> _Stated problem_: Lay out the entries below as a numbered list, from the very first line through the line containing "548, 289, 565]", both included, and leave out any blank lines.

> _Data to process_:
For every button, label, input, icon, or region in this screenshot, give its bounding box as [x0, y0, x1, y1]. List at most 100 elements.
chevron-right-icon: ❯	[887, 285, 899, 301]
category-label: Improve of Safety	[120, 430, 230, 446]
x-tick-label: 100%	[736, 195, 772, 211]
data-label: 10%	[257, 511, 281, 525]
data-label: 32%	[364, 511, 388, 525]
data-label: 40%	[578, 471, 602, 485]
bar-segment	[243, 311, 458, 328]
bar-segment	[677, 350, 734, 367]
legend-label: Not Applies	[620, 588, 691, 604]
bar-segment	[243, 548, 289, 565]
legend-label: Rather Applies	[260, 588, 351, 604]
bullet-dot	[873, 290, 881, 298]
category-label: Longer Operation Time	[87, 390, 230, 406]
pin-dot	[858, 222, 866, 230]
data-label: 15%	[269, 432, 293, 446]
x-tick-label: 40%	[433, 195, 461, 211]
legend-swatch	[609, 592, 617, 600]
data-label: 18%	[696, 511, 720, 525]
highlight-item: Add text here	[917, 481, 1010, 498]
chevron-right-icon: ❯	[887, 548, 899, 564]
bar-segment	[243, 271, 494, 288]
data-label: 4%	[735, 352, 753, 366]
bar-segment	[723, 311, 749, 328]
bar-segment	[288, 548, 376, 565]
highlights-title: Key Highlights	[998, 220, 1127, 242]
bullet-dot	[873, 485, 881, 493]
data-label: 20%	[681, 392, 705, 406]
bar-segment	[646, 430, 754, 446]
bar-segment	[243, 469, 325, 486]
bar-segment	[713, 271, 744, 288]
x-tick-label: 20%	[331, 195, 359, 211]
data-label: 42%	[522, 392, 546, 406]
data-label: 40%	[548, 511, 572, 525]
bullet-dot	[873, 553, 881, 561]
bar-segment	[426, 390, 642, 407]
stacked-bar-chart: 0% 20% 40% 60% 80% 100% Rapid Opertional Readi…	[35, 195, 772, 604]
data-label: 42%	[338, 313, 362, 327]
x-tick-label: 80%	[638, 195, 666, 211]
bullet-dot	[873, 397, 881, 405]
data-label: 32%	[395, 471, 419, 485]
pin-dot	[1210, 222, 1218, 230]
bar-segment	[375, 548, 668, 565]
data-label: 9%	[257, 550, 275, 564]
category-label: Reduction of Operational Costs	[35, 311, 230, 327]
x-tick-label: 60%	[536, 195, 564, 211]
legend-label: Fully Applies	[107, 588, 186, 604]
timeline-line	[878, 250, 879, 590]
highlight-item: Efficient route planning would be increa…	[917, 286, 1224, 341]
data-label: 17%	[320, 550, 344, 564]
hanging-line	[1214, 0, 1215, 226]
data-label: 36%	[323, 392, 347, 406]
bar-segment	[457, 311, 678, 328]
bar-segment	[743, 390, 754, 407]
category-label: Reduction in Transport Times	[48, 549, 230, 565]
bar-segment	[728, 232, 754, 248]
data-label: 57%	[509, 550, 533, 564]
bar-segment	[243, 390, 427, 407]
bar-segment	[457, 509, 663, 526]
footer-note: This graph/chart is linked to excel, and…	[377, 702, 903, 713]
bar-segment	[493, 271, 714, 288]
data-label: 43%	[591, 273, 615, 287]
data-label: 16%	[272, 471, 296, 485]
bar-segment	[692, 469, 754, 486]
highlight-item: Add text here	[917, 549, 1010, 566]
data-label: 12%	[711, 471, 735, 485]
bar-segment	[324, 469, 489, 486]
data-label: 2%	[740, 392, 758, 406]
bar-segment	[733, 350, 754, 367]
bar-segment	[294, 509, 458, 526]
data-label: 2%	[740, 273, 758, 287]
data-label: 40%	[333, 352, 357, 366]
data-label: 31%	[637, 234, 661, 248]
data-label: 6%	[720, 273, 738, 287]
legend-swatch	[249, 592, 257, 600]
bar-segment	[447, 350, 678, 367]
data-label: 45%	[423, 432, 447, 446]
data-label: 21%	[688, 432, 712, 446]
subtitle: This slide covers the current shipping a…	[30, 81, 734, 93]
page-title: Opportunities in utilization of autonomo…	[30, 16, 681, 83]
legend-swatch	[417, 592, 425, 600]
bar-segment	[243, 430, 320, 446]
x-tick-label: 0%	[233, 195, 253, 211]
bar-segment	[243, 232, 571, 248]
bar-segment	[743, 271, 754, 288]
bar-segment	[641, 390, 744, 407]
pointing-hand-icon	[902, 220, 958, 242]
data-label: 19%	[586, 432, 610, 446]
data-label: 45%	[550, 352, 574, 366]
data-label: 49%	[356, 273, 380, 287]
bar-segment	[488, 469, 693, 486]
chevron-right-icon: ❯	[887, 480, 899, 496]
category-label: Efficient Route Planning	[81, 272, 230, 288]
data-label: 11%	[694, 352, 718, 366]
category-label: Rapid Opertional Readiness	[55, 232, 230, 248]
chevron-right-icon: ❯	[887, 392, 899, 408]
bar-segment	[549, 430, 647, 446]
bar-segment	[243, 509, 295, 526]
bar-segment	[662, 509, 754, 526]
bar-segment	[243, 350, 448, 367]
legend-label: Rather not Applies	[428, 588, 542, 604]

> _Reply_:
1. For every button, label, input, icon, or region in this screenshot, give its bounding box as [x0, y0, x1, y1]. List at most 100 elements.
2. chevron-right-icon: ❯	[887, 285, 899, 301]
3. category-label: Improve of Safety	[120, 430, 230, 446]
4. x-tick-label: 100%	[736, 195, 772, 211]
5. data-label: 10%	[257, 511, 281, 525]
6. data-label: 32%	[364, 511, 388, 525]
7. data-label: 40%	[578, 471, 602, 485]
8. bar-segment	[243, 311, 458, 328]
9. bar-segment	[677, 350, 734, 367]
10. legend-label: Not Applies	[620, 588, 691, 604]
11. bar-segment	[243, 548, 289, 565]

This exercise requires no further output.